WORK TO COMPLETE
Report how many lines of the following entries include the string "last"; respond with the number alone.

DATASET RECORDS

= = = = = = =

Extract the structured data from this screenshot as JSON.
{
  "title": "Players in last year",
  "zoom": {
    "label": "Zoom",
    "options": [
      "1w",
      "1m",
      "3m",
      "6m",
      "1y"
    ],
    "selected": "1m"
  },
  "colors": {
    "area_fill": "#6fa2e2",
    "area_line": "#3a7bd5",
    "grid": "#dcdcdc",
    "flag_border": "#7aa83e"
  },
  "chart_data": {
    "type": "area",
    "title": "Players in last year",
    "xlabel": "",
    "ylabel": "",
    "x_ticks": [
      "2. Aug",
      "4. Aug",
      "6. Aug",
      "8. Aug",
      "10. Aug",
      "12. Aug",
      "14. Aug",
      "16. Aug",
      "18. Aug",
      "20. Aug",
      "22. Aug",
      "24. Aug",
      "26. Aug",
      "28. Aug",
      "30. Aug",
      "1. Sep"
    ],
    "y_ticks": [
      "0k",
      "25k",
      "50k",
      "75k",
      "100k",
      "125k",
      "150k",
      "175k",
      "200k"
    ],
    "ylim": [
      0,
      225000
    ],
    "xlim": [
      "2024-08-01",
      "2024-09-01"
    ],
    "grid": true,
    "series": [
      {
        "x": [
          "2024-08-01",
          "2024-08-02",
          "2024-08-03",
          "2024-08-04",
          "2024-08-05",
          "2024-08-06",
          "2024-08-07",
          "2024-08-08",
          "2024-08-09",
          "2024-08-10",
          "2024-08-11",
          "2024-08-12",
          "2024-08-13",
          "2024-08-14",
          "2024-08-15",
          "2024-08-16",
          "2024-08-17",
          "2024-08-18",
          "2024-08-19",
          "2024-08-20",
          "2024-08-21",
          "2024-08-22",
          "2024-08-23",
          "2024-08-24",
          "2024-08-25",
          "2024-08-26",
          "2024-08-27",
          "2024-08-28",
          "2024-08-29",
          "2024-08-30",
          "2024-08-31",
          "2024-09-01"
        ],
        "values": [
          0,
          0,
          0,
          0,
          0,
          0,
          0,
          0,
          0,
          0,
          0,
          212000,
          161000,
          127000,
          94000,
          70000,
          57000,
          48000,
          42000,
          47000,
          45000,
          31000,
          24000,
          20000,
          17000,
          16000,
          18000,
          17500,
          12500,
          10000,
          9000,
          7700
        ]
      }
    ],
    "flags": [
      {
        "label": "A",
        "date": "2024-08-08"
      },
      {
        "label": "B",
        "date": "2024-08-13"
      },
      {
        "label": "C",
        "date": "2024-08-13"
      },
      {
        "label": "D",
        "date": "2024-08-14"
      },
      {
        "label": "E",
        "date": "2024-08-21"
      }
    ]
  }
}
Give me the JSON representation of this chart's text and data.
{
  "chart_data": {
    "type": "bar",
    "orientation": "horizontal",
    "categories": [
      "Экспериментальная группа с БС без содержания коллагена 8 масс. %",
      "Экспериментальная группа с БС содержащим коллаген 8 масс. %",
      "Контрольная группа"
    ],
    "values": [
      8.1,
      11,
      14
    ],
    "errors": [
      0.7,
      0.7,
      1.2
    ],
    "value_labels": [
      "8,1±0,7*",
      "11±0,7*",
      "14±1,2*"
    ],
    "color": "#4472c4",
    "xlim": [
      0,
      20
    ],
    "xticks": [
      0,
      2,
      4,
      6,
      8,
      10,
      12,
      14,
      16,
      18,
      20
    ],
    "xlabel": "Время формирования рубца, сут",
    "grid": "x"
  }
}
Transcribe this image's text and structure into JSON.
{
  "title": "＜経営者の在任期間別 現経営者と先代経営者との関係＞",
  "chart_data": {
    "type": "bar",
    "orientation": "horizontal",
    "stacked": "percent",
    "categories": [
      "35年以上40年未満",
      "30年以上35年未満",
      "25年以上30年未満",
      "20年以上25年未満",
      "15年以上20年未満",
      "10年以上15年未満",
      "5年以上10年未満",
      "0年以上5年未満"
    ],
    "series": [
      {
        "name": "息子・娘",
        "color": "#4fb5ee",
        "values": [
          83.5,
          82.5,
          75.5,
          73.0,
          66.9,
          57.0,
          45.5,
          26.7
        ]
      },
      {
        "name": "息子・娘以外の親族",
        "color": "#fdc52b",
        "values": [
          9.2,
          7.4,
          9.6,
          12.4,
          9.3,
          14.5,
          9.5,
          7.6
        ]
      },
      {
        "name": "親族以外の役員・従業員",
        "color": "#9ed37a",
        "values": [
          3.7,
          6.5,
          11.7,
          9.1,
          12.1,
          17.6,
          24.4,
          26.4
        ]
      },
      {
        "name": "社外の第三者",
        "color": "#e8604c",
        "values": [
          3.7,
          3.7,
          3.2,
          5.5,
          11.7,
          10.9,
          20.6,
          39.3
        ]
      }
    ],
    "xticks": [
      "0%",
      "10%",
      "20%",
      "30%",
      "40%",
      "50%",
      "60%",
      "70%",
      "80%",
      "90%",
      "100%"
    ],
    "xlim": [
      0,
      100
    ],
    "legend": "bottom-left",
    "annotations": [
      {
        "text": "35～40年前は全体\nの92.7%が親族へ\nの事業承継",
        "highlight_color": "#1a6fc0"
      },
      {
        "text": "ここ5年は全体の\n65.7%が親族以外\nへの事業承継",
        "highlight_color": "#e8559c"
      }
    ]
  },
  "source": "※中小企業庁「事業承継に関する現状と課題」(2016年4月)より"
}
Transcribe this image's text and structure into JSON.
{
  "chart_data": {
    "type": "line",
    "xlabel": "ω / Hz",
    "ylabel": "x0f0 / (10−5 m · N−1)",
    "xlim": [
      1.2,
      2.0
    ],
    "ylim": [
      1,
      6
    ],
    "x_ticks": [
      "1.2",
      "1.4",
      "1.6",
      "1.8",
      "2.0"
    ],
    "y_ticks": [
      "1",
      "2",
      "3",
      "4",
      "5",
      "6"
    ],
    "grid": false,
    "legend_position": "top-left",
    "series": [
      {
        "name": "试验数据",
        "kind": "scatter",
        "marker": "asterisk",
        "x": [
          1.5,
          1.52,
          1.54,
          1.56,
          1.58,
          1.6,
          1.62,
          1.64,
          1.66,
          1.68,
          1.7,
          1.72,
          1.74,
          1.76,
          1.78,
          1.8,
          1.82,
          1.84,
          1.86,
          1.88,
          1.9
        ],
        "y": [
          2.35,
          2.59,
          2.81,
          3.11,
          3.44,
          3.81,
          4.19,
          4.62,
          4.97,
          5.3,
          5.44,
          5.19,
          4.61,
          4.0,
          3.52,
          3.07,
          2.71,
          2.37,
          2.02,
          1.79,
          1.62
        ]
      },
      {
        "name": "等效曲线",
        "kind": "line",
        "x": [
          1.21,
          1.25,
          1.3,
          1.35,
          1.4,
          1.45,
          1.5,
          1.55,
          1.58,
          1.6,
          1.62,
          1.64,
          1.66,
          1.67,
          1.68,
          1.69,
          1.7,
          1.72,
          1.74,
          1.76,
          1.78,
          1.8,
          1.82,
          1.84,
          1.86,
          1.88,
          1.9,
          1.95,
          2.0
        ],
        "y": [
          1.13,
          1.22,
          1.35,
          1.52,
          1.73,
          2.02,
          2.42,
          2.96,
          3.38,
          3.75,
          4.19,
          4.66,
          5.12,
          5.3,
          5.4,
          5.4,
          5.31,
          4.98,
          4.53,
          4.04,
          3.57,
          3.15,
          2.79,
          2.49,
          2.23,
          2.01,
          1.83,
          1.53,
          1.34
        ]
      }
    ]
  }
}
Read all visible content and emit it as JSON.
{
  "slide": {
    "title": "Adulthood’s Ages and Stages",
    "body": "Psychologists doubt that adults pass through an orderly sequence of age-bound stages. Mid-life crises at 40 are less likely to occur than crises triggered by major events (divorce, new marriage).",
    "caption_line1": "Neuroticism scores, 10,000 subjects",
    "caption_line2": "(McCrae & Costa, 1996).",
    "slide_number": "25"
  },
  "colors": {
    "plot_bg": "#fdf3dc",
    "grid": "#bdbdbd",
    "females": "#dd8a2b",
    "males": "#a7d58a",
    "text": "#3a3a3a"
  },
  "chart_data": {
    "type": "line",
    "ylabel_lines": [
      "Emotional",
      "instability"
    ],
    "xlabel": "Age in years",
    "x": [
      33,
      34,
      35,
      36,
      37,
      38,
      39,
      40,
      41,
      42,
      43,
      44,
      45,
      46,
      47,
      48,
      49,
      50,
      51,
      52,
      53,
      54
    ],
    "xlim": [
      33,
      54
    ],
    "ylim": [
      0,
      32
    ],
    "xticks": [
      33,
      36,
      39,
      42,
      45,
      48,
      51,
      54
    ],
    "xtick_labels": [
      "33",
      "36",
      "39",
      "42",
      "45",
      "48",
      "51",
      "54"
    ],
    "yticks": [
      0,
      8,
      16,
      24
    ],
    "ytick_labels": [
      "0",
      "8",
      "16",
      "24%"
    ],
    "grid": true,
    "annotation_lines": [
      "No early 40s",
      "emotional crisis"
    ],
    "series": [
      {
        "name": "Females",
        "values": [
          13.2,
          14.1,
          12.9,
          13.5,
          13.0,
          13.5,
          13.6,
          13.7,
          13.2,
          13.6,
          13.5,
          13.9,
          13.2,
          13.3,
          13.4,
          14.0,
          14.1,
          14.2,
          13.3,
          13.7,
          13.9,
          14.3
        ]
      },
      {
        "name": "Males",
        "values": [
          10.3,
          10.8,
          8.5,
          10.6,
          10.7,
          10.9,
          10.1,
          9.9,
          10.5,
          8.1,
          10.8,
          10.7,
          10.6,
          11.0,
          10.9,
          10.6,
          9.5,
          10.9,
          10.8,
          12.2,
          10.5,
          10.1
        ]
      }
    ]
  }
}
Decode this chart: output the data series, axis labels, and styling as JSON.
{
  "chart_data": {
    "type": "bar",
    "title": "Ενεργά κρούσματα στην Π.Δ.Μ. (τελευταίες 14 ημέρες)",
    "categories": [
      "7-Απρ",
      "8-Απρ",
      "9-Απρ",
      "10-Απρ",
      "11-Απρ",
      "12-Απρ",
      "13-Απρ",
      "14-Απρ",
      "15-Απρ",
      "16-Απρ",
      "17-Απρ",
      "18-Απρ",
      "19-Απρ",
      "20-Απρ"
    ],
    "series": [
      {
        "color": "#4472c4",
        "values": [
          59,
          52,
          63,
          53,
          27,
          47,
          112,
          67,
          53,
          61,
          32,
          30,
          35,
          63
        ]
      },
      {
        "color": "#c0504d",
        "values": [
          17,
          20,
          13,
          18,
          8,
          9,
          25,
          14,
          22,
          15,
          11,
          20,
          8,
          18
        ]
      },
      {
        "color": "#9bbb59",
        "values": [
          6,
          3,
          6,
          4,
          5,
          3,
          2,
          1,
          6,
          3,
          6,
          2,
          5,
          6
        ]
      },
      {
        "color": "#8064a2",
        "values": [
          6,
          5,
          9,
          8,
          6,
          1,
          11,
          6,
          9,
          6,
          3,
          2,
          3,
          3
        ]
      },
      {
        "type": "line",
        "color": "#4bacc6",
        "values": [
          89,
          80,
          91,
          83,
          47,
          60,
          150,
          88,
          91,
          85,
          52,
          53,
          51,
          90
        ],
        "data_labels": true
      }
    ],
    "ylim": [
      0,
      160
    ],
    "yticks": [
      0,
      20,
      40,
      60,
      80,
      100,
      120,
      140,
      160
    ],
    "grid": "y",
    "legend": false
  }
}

= = = = = = =

FULL SOLUTION
2